WHAT IS NEEDED: Return the number of lines holding "label", with nothing added.

SUPPLIED DATA:

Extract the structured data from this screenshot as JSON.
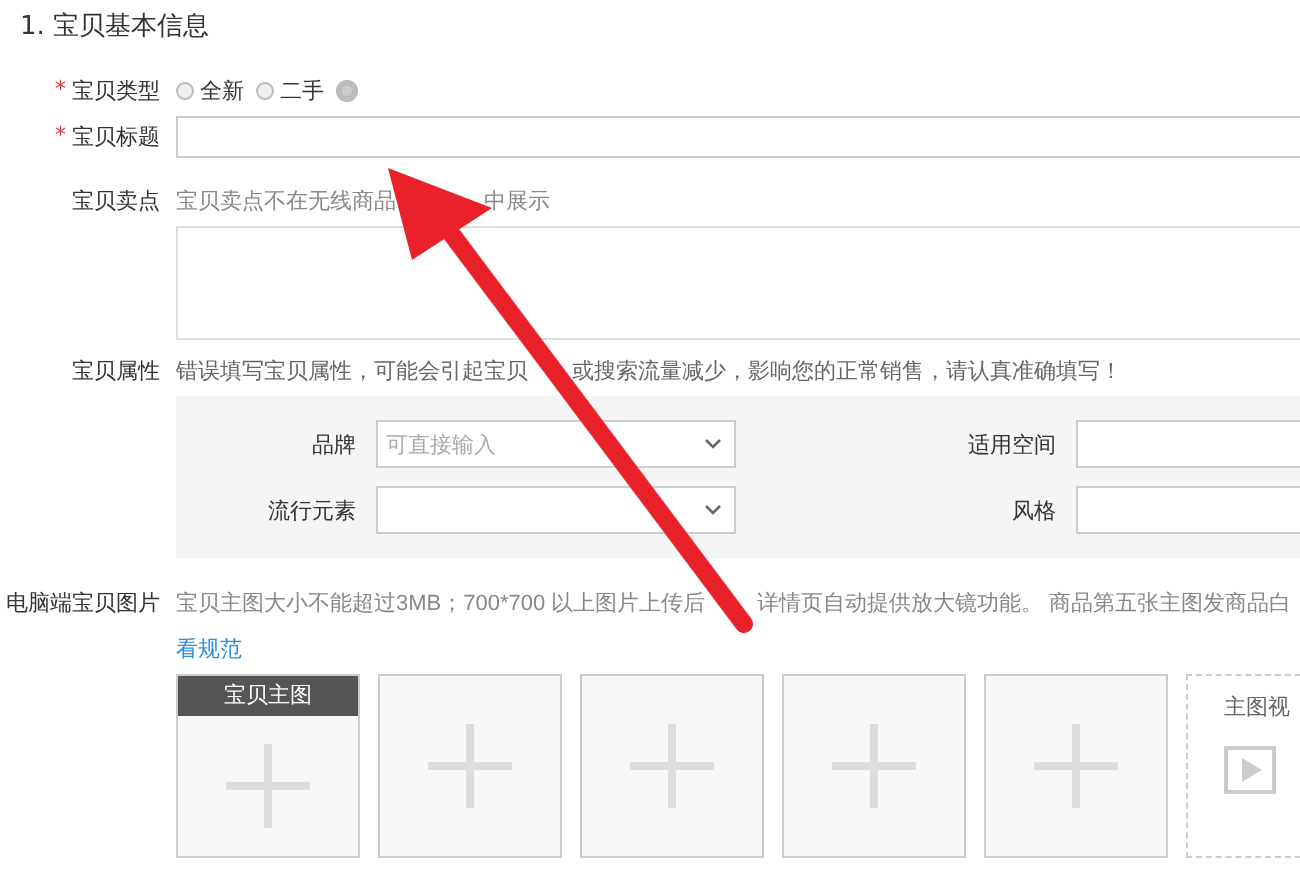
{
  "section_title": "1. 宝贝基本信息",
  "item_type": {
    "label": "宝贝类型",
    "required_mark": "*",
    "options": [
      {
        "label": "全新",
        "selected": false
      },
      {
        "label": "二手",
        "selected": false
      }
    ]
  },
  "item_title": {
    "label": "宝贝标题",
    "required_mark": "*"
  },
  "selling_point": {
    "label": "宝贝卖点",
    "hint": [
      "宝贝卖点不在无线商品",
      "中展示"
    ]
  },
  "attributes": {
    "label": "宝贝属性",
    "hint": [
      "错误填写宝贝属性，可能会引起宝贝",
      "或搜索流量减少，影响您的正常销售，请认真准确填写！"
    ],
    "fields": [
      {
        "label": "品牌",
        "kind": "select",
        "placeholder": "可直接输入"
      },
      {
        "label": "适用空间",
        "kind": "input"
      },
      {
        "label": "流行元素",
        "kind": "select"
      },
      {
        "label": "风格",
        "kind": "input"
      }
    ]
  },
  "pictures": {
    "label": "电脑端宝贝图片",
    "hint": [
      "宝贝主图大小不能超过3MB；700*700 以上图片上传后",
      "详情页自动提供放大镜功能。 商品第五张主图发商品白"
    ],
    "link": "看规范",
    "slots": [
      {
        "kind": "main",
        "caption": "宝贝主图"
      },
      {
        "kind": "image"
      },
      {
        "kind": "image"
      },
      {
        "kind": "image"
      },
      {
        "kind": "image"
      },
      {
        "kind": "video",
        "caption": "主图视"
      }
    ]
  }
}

RESULT FOR THIS EXERCISE: 11